Selected passage:
-- Begin --
Steve Benen has the June jobs report. Job growth picks up steam as spring turns to summer:
Monthly job growth was a little underwhelming as 2017 got underway, leading to questions about when we might see more robust numbers. Apparently, we now have an answer.
The Bureau of Labor Statistics reported this morning that the U.S. economy added 222,000 jobs in June, which is a very healthy total. The unemployment rate, meanwhile, inched higher to 4.4%.
As for the revisions, the totals for April and May were both revised up, and combined they show a net gain of about 47,000 jobs.
Above you’ll find the chart I run every month, showing monthly job losses since the start of the Great Recession.
Here’s another chart, this one showing monthly job losses/gains in just the private sector since the start of the Great Recession.
Daily Kos adds:
June marked the 81st consecutive month of overall job growth. A separate survey placed the headline unemployment rate—which the bureau labels U3—at 4.4 percent, an historically low rate. The last time the unemployment rate was at this level was 10 years ago, in May 2007. The lowest the rate has been in the past quarter-century was 3.8 percent in April 2000.
-- End --
Exercise requirements:
1. Answer these questions about the passage on the June jobs report:
(a) How many jobs did the U.S. economy add in June?
(b) What combined net gain did the revisions to the April and May totals show?
(c) What was the lowest unemployment rate in the past quarter-century, and in what month was it recorded?
2. Write the next part of the passage on the June jobs report, picking up after its final sentence.

Extracted data:
-- Begin --
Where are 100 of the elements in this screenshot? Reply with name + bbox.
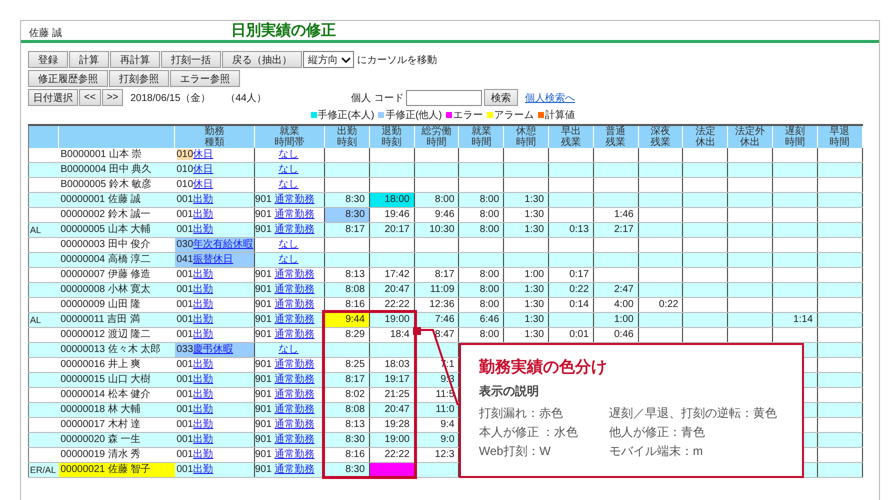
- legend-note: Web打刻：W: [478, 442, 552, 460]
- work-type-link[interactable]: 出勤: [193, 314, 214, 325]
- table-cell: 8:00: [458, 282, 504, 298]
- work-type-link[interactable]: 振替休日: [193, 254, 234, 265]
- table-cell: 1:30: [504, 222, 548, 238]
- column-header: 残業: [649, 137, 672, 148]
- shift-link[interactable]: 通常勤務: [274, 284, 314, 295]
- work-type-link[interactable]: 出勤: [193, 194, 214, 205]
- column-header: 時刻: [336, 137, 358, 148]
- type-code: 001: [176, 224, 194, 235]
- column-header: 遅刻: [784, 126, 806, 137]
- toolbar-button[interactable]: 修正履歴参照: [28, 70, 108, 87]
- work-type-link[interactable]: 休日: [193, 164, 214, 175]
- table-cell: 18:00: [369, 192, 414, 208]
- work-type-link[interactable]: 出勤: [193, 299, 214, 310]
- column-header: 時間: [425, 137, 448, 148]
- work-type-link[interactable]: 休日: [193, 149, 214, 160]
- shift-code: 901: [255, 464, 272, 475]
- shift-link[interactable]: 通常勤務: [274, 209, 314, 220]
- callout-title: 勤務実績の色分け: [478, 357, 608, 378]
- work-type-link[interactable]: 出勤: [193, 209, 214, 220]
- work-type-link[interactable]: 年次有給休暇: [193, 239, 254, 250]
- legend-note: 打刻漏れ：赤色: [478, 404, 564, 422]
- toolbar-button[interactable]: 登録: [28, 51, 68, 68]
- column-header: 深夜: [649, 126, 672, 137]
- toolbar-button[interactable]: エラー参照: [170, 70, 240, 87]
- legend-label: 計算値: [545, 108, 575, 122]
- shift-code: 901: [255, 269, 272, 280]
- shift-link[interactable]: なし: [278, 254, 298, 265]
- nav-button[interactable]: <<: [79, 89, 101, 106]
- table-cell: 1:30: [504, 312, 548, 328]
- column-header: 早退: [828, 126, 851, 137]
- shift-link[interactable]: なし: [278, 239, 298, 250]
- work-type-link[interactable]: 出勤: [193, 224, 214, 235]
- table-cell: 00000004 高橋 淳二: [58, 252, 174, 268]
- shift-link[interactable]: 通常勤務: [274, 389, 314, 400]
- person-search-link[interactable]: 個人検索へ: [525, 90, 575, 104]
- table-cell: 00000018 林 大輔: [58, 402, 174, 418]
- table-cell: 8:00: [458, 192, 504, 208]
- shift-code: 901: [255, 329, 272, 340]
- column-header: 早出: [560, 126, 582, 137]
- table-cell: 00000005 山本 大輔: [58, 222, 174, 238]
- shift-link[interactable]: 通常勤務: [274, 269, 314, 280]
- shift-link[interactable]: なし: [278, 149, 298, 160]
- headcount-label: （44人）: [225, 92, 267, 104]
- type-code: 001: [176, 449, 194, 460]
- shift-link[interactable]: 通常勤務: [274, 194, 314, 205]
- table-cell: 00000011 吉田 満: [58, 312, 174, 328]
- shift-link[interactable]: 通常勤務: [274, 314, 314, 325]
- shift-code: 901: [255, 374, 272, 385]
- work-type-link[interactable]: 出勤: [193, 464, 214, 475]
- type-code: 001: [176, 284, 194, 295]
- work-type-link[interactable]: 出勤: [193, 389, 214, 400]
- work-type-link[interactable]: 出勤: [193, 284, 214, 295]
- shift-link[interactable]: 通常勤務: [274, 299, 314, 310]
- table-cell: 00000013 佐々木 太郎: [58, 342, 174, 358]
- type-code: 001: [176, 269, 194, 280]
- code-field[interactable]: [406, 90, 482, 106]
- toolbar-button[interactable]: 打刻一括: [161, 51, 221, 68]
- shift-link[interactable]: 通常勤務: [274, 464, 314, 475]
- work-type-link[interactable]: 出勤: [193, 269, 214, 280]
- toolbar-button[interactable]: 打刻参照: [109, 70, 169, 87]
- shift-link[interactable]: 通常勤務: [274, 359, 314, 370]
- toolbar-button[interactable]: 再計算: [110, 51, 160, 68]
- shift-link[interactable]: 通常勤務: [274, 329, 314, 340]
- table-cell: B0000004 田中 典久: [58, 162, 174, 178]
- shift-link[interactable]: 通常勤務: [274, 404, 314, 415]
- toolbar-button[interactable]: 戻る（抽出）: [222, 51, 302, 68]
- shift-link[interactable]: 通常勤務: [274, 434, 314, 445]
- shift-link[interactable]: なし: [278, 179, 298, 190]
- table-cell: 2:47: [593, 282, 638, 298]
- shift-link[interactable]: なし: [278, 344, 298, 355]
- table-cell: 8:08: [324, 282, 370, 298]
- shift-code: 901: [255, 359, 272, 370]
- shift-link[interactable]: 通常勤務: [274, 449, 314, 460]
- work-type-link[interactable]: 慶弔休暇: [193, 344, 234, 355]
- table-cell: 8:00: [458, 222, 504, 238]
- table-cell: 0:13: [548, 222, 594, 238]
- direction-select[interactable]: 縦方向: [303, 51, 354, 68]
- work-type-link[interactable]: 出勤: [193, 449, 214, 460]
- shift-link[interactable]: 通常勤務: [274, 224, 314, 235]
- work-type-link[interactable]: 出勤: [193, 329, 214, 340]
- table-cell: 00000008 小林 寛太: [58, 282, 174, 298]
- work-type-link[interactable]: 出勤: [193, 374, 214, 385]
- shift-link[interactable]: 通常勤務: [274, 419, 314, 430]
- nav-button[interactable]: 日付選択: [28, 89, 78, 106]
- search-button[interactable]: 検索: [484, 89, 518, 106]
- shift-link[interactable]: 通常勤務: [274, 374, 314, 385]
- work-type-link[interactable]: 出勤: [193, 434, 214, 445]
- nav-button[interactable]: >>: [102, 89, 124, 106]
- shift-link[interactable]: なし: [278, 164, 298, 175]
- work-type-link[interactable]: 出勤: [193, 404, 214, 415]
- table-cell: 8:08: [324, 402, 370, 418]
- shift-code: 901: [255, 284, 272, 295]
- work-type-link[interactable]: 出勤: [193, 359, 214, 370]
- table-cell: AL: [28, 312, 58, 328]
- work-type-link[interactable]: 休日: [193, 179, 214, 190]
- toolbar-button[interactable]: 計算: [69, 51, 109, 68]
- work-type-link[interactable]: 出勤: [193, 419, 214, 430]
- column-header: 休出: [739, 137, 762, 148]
-- End --
Answer set:
1.
(a) 222,000 jobs.
(b) About 47,000 jobs.
(c) 3.8 percent, in April 2000.

2.
So, once again, the Trump regime has benefited from the economy it inherited from the Obama era, a far cry from the economy inherited from the Bush administration by President Obama when he stepped into the Oval Office in January 2009.
But there has been a drop in gains over 2014-2016. In those three years, the average monthly jobs gain was 250,000, 226,000, and 187,000, respectively. For the first half of this year, the average monthly gain has been 180,000. Nonetheless, what had appeared to be a significant deceleration in hiring in March, April and May turns out mostly to have been statistical noise.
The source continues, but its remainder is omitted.